-- Start of PROVIDED MATERIAL --

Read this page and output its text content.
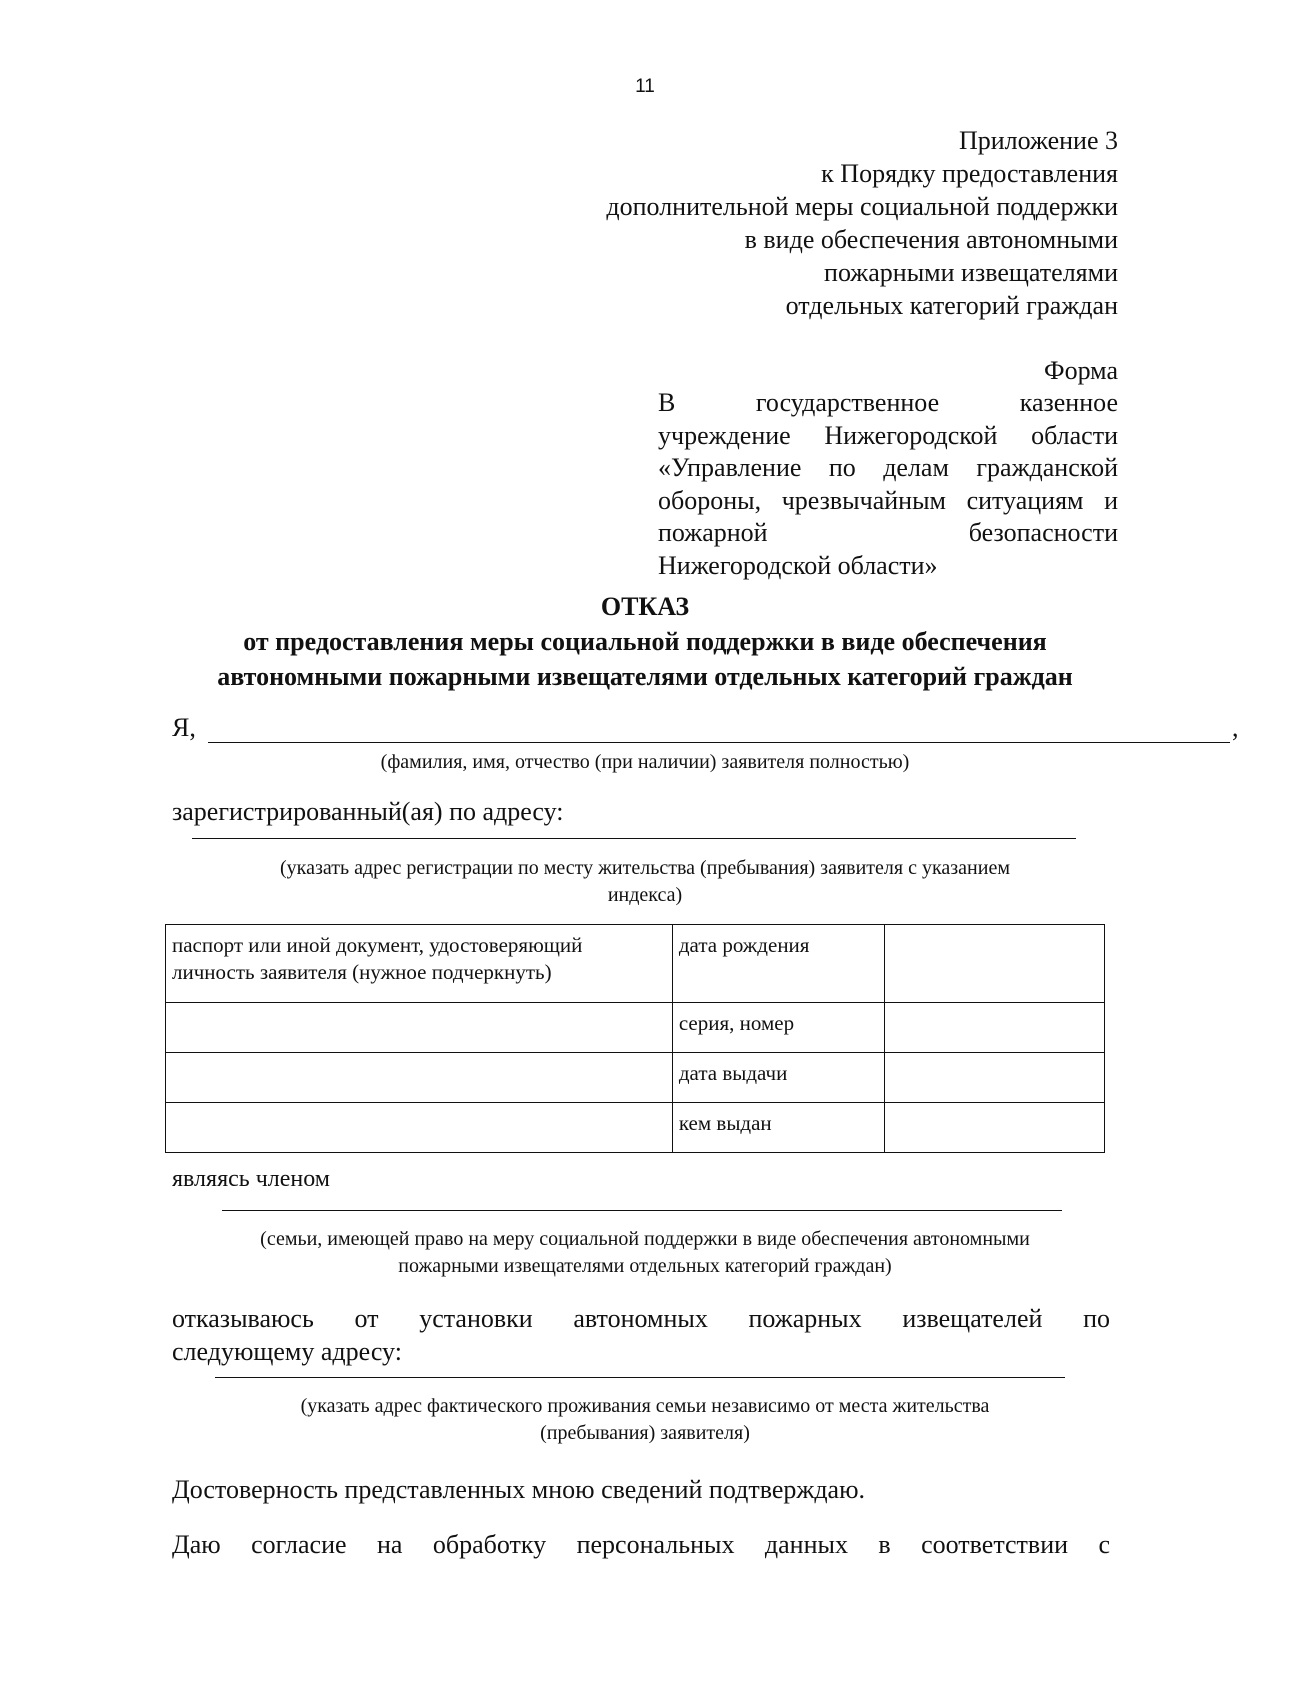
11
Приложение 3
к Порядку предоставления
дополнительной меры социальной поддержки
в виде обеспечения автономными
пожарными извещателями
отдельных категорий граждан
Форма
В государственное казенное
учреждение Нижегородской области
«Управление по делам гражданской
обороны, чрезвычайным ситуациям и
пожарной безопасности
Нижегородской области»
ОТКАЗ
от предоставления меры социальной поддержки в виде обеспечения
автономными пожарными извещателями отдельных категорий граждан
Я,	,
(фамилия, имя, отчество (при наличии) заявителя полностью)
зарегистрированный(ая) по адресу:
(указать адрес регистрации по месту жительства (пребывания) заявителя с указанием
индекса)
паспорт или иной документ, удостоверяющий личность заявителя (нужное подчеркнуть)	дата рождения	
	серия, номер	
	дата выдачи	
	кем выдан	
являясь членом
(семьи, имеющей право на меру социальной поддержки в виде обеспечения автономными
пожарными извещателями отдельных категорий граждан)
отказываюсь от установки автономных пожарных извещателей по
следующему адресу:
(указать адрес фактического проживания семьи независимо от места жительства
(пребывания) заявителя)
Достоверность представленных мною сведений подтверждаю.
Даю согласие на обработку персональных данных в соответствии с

-- End of PROVIDED MATERIAL --

- **TASK OBJECTIVE**:
Give back the entries verbatim. Do not include any picture.

- **EXERCISE RESULT**:
Read this page and output its text content.
11
Приложение 3
к Порядку предоставления
дополнительной меры социальной поддержки
в виде обеспечения автономными
пожарными извещателями
отдельных категорий граждан
Форма
В государственное казенное
учреждение Нижегородской области
«Управление по делам гражданской
обороны, чрезвычайным ситуациям и
пожарной безопасности
Нижегородской области»
ОТКАЗ
от предоставления меры социальной поддержки в виде обеспечения
автономными пожарными извещателями отдельных категорий граждан
Я,	,
(фамилия, имя, отчество (при наличии) заявителя полностью)
зарегистрированный(ая) по адресу:
(указать адрес регистрации по месту жительства (пребывания) заявителя с указанием
индекса)
паспорт или иной документ, удостоверяющий личность заявителя (нужное подчеркнуть)	дата рождения	
	серия, номер	
	дата выдачи	
	кем выдан	
являясь членом
(семьи, имеющей право на меру социальной поддержки в виде обеспечения автономными
пожарными извещателями отдельных категорий граждан)
отказываюсь от установки автономных пожарных извещателей по
следующему адресу:
(указать адрес фактического проживания семьи независимо от места жительства
(пребывания) заявителя)
Достоверность представленных мною сведений подтверждаю.
Даю согласие на обработку персональных данных в соответствии с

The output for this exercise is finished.